[Start]

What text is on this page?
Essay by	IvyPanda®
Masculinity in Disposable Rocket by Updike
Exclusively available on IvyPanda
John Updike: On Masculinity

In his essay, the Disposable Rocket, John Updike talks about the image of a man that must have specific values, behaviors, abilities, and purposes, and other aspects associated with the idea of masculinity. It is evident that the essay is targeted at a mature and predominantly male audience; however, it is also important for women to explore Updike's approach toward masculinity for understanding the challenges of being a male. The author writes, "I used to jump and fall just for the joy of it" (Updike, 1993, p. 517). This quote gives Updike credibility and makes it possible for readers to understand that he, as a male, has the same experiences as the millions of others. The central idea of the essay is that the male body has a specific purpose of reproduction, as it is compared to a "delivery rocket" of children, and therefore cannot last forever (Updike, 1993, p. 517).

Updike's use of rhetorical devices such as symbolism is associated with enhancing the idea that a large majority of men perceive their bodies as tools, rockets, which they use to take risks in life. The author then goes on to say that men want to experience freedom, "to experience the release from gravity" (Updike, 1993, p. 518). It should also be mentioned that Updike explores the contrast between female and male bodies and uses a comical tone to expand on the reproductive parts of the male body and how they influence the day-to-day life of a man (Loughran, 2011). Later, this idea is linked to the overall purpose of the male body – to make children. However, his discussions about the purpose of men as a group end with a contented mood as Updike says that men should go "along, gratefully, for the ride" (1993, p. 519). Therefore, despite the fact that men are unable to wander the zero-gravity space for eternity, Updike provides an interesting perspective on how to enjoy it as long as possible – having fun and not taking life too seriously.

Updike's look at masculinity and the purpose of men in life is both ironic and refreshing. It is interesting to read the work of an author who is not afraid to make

[End]

All of the entries need to be reproduced exactly; please write them out.

SOLUTION.
What text is on this page?
Essay by	IvyPanda®
Masculinity in Disposable Rocket by Updike
Exclusively available on IvyPanda
John Updike: On Masculinity

In his essay, the Disposable Rocket, John Updike talks about the image of a man that must have specific values, behaviors, abilities, and purposes, and other aspects associated with the idea of masculinity. It is evident that the essay is targeted at a mature and predominantly male audience; however, it is also important for women to explore Updike's approach toward masculinity for understanding the challenges of being a male. The author writes, "I used to jump and fall just for the joy of it" (Updike, 1993, p. 517). This quote gives Updike credibility and makes it possible for readers to understand that he, as a male, has the same experiences as the millions of others. The central idea of the essay is that the male body has a specific purpose of reproduction, as it is compared to a "delivery rocket" of children, and therefore cannot last forever (Updike, 1993, p. 517).

Updike's use of rhetorical devices such as symbolism is associated with enhancing the idea that a large majority of men perceive their bodies as tools, rockets, which they use to take risks in life. The author then goes on to say that men want to experience freedom, "to experience the release from gravity" (Updike, 1993, p. 518). It should also be mentioned that Updike explores the contrast between female and male bodies and uses a comical tone to expand on the reproductive parts of the male body and how they influence the day-to-day life of a man (Loughran, 2011). Later, this idea is linked to the overall purpose of the male body – to make children. However, his discussions about the purpose of men as a group end with a contented mood as Updike says that men should go "along, gratefully, for the ride" (1993, p. 519). Therefore, despite the fact that men are unable to wander the zero-gravity space for eternity, Updike provides an interesting perspective on how to enjoy it as long as possible – having fun and not taking life too seriously.

Updike's look at masculinity and the purpose of men in life is both ironic and refreshing. It is interesting to read the work of an author who is not afraid to make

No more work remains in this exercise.